Given task:
Drop all images and give the records again exactly.

Dataset excerpts:

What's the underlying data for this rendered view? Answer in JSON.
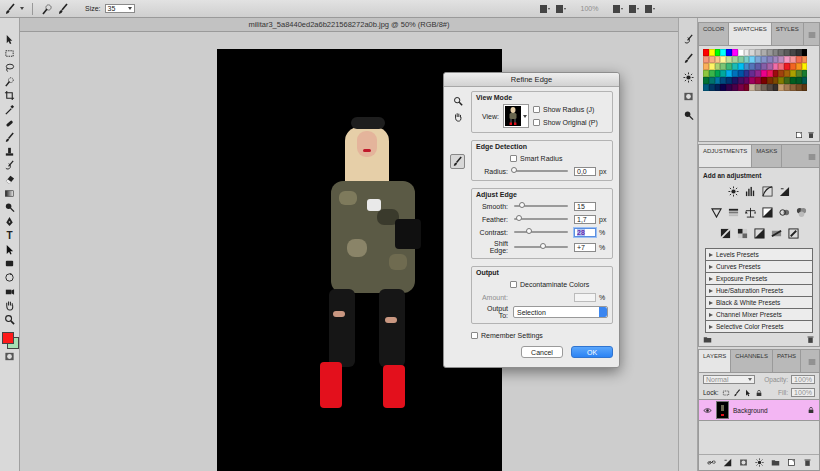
{
  "window": {
    "title": "militar3_5a8440ed2a6b221568272a0b.jpg @ 50% (RGB/8#)"
  },
  "options_bar": {
    "size_label": "Size:",
    "size_value": "35",
    "zoom": {
      "text": "100%",
      "disabled": true
    }
  },
  "toolbar": {
    "type_glyph": "T",
    "foreground": "#ff1a1a",
    "background": "#a7e0b4"
  },
  "dialog": {
    "title": "Refine Edge",
    "view_mode": {
      "heading": "View Mode",
      "view_label": "View:",
      "options": [
        {
          "label": "Show Radius (J)",
          "checked": false
        },
        {
          "label": "Show Original (P)",
          "checked": false
        }
      ]
    },
    "edge_detection": {
      "heading": "Edge Detection",
      "smart_radius": {
        "label": "Smart Radius",
        "checked": false
      },
      "radius": {
        "label": "Radius:",
        "value": "0,0",
        "unit": "px",
        "level": 0
      }
    },
    "adjust_edge": {
      "heading": "Adjust Edge",
      "sliders": [
        {
          "label": "Smooth:",
          "value": "15",
          "level": 0.15,
          "focused": false
        },
        {
          "label": "Feather:",
          "value": "1,7",
          "unit": "px",
          "level": 0.1,
          "focused": false
        },
        {
          "label": "Contrast:",
          "value": "28",
          "unit": "%",
          "level": 0.28,
          "focused": true
        },
        {
          "label": "Shift Edge:",
          "value": "+7",
          "unit": "%",
          "level": 0.535,
          "focused": false
        }
      ]
    },
    "output": {
      "heading": "Output",
      "decontaminate": {
        "label": "Decontaminate Colors",
        "checked": false
      },
      "amount": {
        "label": "Amount:",
        "unit": "%",
        "disabled": true
      },
      "output_to": {
        "label": "Output To:",
        "value": "Selection"
      }
    },
    "remember": {
      "label": "Remember Settings",
      "checked": false
    },
    "buttons": [
      {
        "label": "Cancel",
        "default": false
      },
      {
        "label": "OK",
        "default": true
      }
    ]
  },
  "swatches_panel": {
    "tabs": [
      {
        "label": "COLOR",
        "selected": false
      },
      {
        "label": "SWATCHES",
        "selected": true
      },
      {
        "label": "STYLES",
        "selected": false
      }
    ],
    "swatches": [
      {
        "color": "#ff0000"
      },
      {
        "color": "#ffff00"
      },
      {
        "color": "#00ff00"
      },
      {
        "color": "#00ffff"
      },
      {
        "color": "#0000ff"
      },
      {
        "color": "#ff00ff"
      },
      {
        "color": "#ffffff"
      },
      {
        "color": "#ebebeb"
      },
      {
        "color": "#d6d6d6"
      },
      {
        "color": "#c2c2c2"
      },
      {
        "color": "#adadad"
      },
      {
        "color": "#999999"
      },
      {
        "color": "#858585"
      },
      {
        "color": "#707070"
      },
      {
        "color": "#5c5c5c"
      },
      {
        "color": "#474747"
      },
      {
        "color": "#333333"
      },
      {
        "color": "#000000"
      },
      {
        "color": "#f7977a"
      },
      {
        "color": "#f9ad81"
      },
      {
        "color": "#fdc68a"
      },
      {
        "color": "#fff79a"
      },
      {
        "color": "#c4df9b"
      },
      {
        "color": "#a2d39c"
      },
      {
        "color": "#82ca9d"
      },
      {
        "color": "#7bcdc8"
      },
      {
        "color": "#6ecff6"
      },
      {
        "color": "#7ea7d8"
      },
      {
        "color": "#8493ca"
      },
      {
        "color": "#8882be"
      },
      {
        "color": "#a187be"
      },
      {
        "color": "#bc8dbf"
      },
      {
        "color": "#f49ac2"
      },
      {
        "color": "#f6989d"
      },
      {
        "color": "#f26c4f"
      },
      {
        "color": "#f68e55"
      },
      {
        "color": "#fbaf5c"
      },
      {
        "color": "#fff467"
      },
      {
        "color": "#acd372"
      },
      {
        "color": "#7cc576"
      },
      {
        "color": "#3bb878"
      },
      {
        "color": "#1abbb4"
      },
      {
        "color": "#00bff3"
      },
      {
        "color": "#438cca"
      },
      {
        "color": "#5574b9"
      },
      {
        "color": "#605ca8"
      },
      {
        "color": "#855fa8"
      },
      {
        "color": "#a763a8"
      },
      {
        "color": "#f06ea9"
      },
      {
        "color": "#f26d7d"
      },
      {
        "color": "#ed1c24"
      },
      {
        "color": "#f26522"
      },
      {
        "color": "#f7941d"
      },
      {
        "color": "#fff200"
      },
      {
        "color": "#8dc73f"
      },
      {
        "color": "#39b54a"
      },
      {
        "color": "#00a651"
      },
      {
        "color": "#00a99d"
      },
      {
        "color": "#00aeef"
      },
      {
        "color": "#0072bc"
      },
      {
        "color": "#0054a6"
      },
      {
        "color": "#2e3192"
      },
      {
        "color": "#662d91"
      },
      {
        "color": "#92278f"
      },
      {
        "color": "#ec008c"
      },
      {
        "color": "#ed145b"
      },
      {
        "color": "#9e0b0f"
      },
      {
        "color": "#a0410d"
      },
      {
        "color": "#a36209"
      },
      {
        "color": "#aba000"
      },
      {
        "color": "#598527"
      },
      {
        "color": "#1a7b30"
      },
      {
        "color": "#007236"
      },
      {
        "color": "#00746b"
      },
      {
        "color": "#0076a3"
      },
      {
        "color": "#004b80"
      },
      {
        "color": "#003471"
      },
      {
        "color": "#1b1464"
      },
      {
        "color": "#440e62"
      },
      {
        "color": "#630460"
      },
      {
        "color": "#9e005d"
      },
      {
        "color": "#9e0039"
      },
      {
        "color": "#790000"
      },
      {
        "color": "#7b2e00"
      },
      {
        "color": "#7d4900"
      },
      {
        "color": "#827b00"
      },
      {
        "color": "#406618"
      },
      {
        "color": "#005e20"
      },
      {
        "color": "#005826"
      },
      {
        "color": "#005952"
      },
      {
        "color": "#005b7f"
      },
      {
        "color": "#003663"
      },
      {
        "color": "#002157"
      },
      {
        "color": "#0d004c"
      },
      {
        "color": "#32004b"
      },
      {
        "color": "#4b0049"
      },
      {
        "color": "#7b0046"
      },
      {
        "color": "#7a0026"
      },
      {
        "color": "#c7b299"
      },
      {
        "color": "#998675"
      },
      {
        "color": "#736357"
      },
      {
        "color": "#534741"
      },
      {
        "color": "#37302d"
      },
      {
        "color": "#c69c6d"
      },
      {
        "color": "#a67c52"
      },
      {
        "color": "#8c6239"
      },
      {
        "color": "#754c24"
      },
      {
        "color": "#603913"
      }
    ]
  },
  "adjustments_panel": {
    "tabs": [
      {
        "label": "ADJUSTMENTS",
        "selected": true
      },
      {
        "label": "MASKS",
        "selected": false
      }
    ],
    "hint": "Add an adjustment",
    "presets": [
      {
        "label": "Levels Presets"
      },
      {
        "label": "Curves Presets"
      },
      {
        "label": "Exposure Presets"
      },
      {
        "label": "Hue/Saturation Presets"
      },
      {
        "label": "Black & White Presets"
      },
      {
        "label": "Channel Mixer Presets"
      },
      {
        "label": "Selective Color Presets"
      }
    ]
  },
  "layers_panel": {
    "tabs": [
      {
        "label": "LAYERS",
        "selected": true
      },
      {
        "label": "CHANNELS",
        "selected": false
      },
      {
        "label": "PATHS",
        "selected": false
      }
    ],
    "blend_mode": {
      "value": "Normal",
      "disabled": true
    },
    "opacity": {
      "label": "Opacity:",
      "value": "100%",
      "disabled": true
    },
    "lock_label": "Lock:",
    "fill": {
      "label": "Fill:",
      "value": "100%",
      "disabled": true
    },
    "layers": [
      {
        "name": "Background",
        "selected": true,
        "visible": true,
        "locked": true
      }
    ]
  }
}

Correct response:
What's the underlying data for this rendered view? Answer in JSON.
{
  "window": {
    "title": "militar3_5a8440ed2a6b221568272a0b.jpg @ 50% (RGB/8#)"
  },
  "options_bar": {
    "size_label": "Size:",
    "size_value": "35",
    "zoom": {
      "text": "100%",
      "disabled": true
    }
  },
  "toolbar": {
    "type_glyph": "T",
    "foreground": "#ff1a1a",
    "background": "#a7e0b4"
  },
  "dialog": {
    "title": "Refine Edge",
    "view_mode": {
      "heading": "View Mode",
      "view_label": "View:",
      "options": [
        {
          "label": "Show Radius (J)",
          "checked": false
        },
        {
          "label": "Show Original (P)",
          "checked": false
        }
      ]
    },
    "edge_detection": {
      "heading": "Edge Detection",
      "smart_radius": {
        "label": "Smart Radius",
        "checked": false
      },
      "radius": {
        "label": "Radius:",
        "value": "0,0",
        "unit": "px",
        "level": 0
      }
    },
    "adjust_edge": {
      "heading": "Adjust Edge",
      "sliders": [
        {
          "label": "Smooth:",
          "value": "15",
          "level": 0.15,
          "focused": false
        },
        {
          "label": "Feather:",
          "value": "1,7",
          "unit": "px",
          "level": 0.1,
          "focused": false
        },
        {
          "label": "Contrast:",
          "value": "28",
          "unit": "%",
          "level": 0.28,
          "focused": true
        },
        {
          "label": "Shift Edge:",
          "value": "+7",
          "unit": "%",
          "level": 0.535,
          "focused": false
        }
      ]
    },
    "output": {
      "heading": "Output",
      "decontaminate": {
        "label": "Decontaminate Colors",
        "checked": false
      },
      "amount": {
        "label": "Amount:",
        "unit": "%",
        "disabled": true
      },
      "output_to": {
        "label": "Output To:",
        "value": "Selection"
      }
    },
    "remember": {
      "label": "Remember Settings",
      "checked": false
    },
    "buttons": [
      {
        "label": "Cancel",
        "default": false
      },
      {
        "label": "OK",
        "default": true
      }
    ]
  },
  "swatches_panel": {
    "tabs": [
      {
        "label": "COLOR",
        "selected": false
      },
      {
        "label": "SWATCHES",
        "selected": true
      },
      {
        "label": "STYLES",
        "selected": false
      }
    ],
    "swatches": [
      {
        "color": "#ff0000"
      },
      {
        "color": "#ffff00"
      },
      {
        "color": "#00ff00"
      },
      {
        "color": "#00ffff"
      },
      {
        "color": "#0000ff"
      },
      {
        "color": "#ff00ff"
      },
      {
        "color": "#ffffff"
      },
      {
        "color": "#ebebeb"
      },
      {
        "color": "#d6d6d6"
      },
      {
        "color": "#c2c2c2"
      },
      {
        "color": "#adadad"
      },
      {
        "color": "#999999"
      },
      {
        "color": "#858585"
      },
      {
        "color": "#707070"
      },
      {
        "color": "#5c5c5c"
      },
      {
        "color": "#474747"
      },
      {
        "color": "#333333"
      },
      {
        "color": "#000000"
      },
      {
        "color": "#f7977a"
      },
      {
        "color": "#f9ad81"
      },
      {
        "color": "#fdc68a"
      },
      {
        "color": "#fff79a"
      },
      {
        "color": "#c4df9b"
      },
      {
        "color": "#a2d39c"
      },
      {
        "color": "#82ca9d"
      },
      {
        "color": "#7bcdc8"
      },
      {
        "color": "#6ecff6"
      },
      {
        "color": "#7ea7d8"
      },
      {
        "color": "#8493ca"
      },
      {
        "color": "#8882be"
      },
      {
        "color": "#a187be"
      },
      {
        "color": "#bc8dbf"
      },
      {
        "color": "#f49ac2"
      },
      {
        "color": "#f6989d"
      },
      {
        "color": "#f26c4f"
      },
      {
        "color": "#f68e55"
      },
      {
        "color": "#fbaf5c"
      },
      {
        "color": "#fff467"
      },
      {
        "color": "#acd372"
      },
      {
        "color": "#7cc576"
      },
      {
        "color": "#3bb878"
      },
      {
        "color": "#1abbb4"
      },
      {
        "color": "#00bff3"
      },
      {
        "color": "#438cca"
      },
      {
        "color": "#5574b9"
      },
      {
        "color": "#605ca8"
      },
      {
        "color": "#855fa8"
      },
      {
        "color": "#a763a8"
      },
      {
        "color": "#f06ea9"
      },
      {
        "color": "#f26d7d"
      },
      {
        "color": "#ed1c24"
      },
      {
        "color": "#f26522"
      },
      {
        "color": "#f7941d"
      },
      {
        "color": "#fff200"
      },
      {
        "color": "#8dc73f"
      },
      {
        "color": "#39b54a"
      },
      {
        "color": "#00a651"
      },
      {
        "color": "#00a99d"
      },
      {
        "color": "#00aeef"
      },
      {
        "color": "#0072bc"
      },
      {
        "color": "#0054a6"
      },
      {
        "color": "#2e3192"
      },
      {
        "color": "#662d91"
      },
      {
        "color": "#92278f"
      },
      {
        "color": "#ec008c"
      },
      {
        "color": "#ed145b"
      },
      {
        "color": "#9e0b0f"
      },
      {
        "color": "#a0410d"
      },
      {
        "color": "#a36209"
      },
      {
        "color": "#aba000"
      },
      {
        "color": "#598527"
      },
      {
        "color": "#1a7b30"
      },
      {
        "color": "#007236"
      },
      {
        "color": "#00746b"
      },
      {
        "color": "#0076a3"
      },
      {
        "color": "#004b80"
      },
      {
        "color": "#003471"
      },
      {
        "color": "#1b1464"
      },
      {
        "color": "#440e62"
      },
      {
        "color": "#630460"
      },
      {
        "color": "#9e005d"
      },
      {
        "color": "#9e0039"
      },
      {
        "color": "#790000"
      },
      {
        "color": "#7b2e00"
      },
      {
        "color": "#7d4900"
      },
      {
        "color": "#827b00"
      },
      {
        "color": "#406618"
      },
      {
        "color": "#005e20"
      },
      {
        "color": "#005826"
      },
      {
        "color": "#005952"
      },
      {
        "color": "#005b7f"
      },
      {
        "color": "#003663"
      },
      {
        "color": "#002157"
      },
      {
        "color": "#0d004c"
      },
      {
        "color": "#32004b"
      },
      {
        "color": "#4b0049"
      },
      {
        "color": "#7b0046"
      },
      {
        "color": "#7a0026"
      },
      {
        "color": "#c7b299"
      },
      {
        "color": "#998675"
      },
      {
        "color": "#736357"
      },
      {
        "color": "#534741"
      },
      {
        "color": "#37302d"
      },
      {
        "color": "#c69c6d"
      },
      {
        "color": "#a67c52"
      },
      {
        "color": "#8c6239"
      },
      {
        "color": "#754c24"
      },
      {
        "color": "#603913"
      }
    ]
  },
  "adjustments_panel": {
    "tabs": [
      {
        "label": "ADJUSTMENTS",
        "selected": true
      },
      {
        "label": "MASKS",
        "selected": false
      }
    ],
    "hint": "Add an adjustment",
    "presets": [
      {
        "label": "Levels Presets"
      },
      {
        "label": "Curves Presets"
      },
      {
        "label": "Exposure Presets"
      },
      {
        "label": "Hue/Saturation Presets"
      },
      {
        "label": "Black & White Presets"
      },
      {
        "label": "Channel Mixer Presets"
      },
      {
        "label": "Selective Color Presets"
      }
    ]
  },
  "layers_panel": {
    "tabs": [
      {
        "label": "LAYERS",
        "selected": true
      },
      {
        "label": "CHANNELS",
        "selected": false
      },
      {
        "label": "PATHS",
        "selected": false
      }
    ],
    "blend_mode": {
      "value": "Normal",
      "disabled": true
    },
    "opacity": {
      "label": "Opacity:",
      "value": "100%",
      "disabled": true
    },
    "lock_label": "Lock:",
    "fill": {
      "label": "Fill:",
      "value": "100%",
      "disabled": true
    },
    "layers": [
      {
        "name": "Background",
        "selected": true,
        "visible": true,
        "locked": true
      }
    ]
  }
}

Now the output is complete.